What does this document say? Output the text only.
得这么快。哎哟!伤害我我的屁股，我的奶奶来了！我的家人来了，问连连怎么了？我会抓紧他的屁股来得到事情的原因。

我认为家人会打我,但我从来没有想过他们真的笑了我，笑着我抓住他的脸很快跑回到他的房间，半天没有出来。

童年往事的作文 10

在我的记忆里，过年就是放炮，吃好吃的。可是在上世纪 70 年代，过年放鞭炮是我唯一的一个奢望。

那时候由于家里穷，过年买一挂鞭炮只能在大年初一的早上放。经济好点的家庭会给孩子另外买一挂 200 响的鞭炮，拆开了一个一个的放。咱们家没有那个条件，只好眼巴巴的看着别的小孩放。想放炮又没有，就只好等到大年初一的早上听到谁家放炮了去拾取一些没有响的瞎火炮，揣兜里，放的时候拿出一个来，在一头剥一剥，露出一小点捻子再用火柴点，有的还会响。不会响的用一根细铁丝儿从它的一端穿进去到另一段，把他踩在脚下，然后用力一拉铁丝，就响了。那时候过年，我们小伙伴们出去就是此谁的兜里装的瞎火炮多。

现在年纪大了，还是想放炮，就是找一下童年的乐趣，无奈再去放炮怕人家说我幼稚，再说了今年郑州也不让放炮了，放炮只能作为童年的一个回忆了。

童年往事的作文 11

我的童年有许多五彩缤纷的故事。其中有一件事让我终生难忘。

Set task:
Repeat every entry exactly as written above.

Answer for the task:
What does this document say? Output the text only.
得这么快。哎哟!伤害我我的屁股，我的奶奶来了！我的家人来了，问连连怎么了？我会抓紧他的屁股来得到事情的原因。

我认为家人会打我,但我从来没有想过他们真的笑了我，笑着我抓住他的脸很快跑回到他的房间，半天没有出来。

童年往事的作文 10

在我的记忆里，过年就是放炮，吃好吃的。可是在上世纪 70 年代，过年放鞭炮是我唯一的一个奢望。

那时候由于家里穷，过年买一挂鞭炮只能在大年初一的早上放。经济好点的家庭会给孩子另外买一挂 200 响的鞭炮，拆开了一个一个的放。咱们家没有那个条件，只好眼巴巴的看着别的小孩放。想放炮又没有，就只好等到大年初一的早上听到谁家放炮了去拾取一些没有响的瞎火炮，揣兜里，放的时候拿出一个来，在一头剥一剥，露出一小点捻子再用火柴点，有的还会响。不会响的用一根细铁丝儿从它的一端穿进去到另一段，把他踩在脚下，然后用力一拉铁丝，就响了。那时候过年，我们小伙伴们出去就是此谁的兜里装的瞎火炮多。

现在年纪大了，还是想放炮，就是找一下童年的乐趣，无奈再去放炮怕人家说我幼稚，再说了今年郑州也不让放炮了，放炮只能作为童年的一个回忆了。

童年往事的作文 11

我的童年有许多五彩缤纷的故事。其中有一件事让我终生难忘。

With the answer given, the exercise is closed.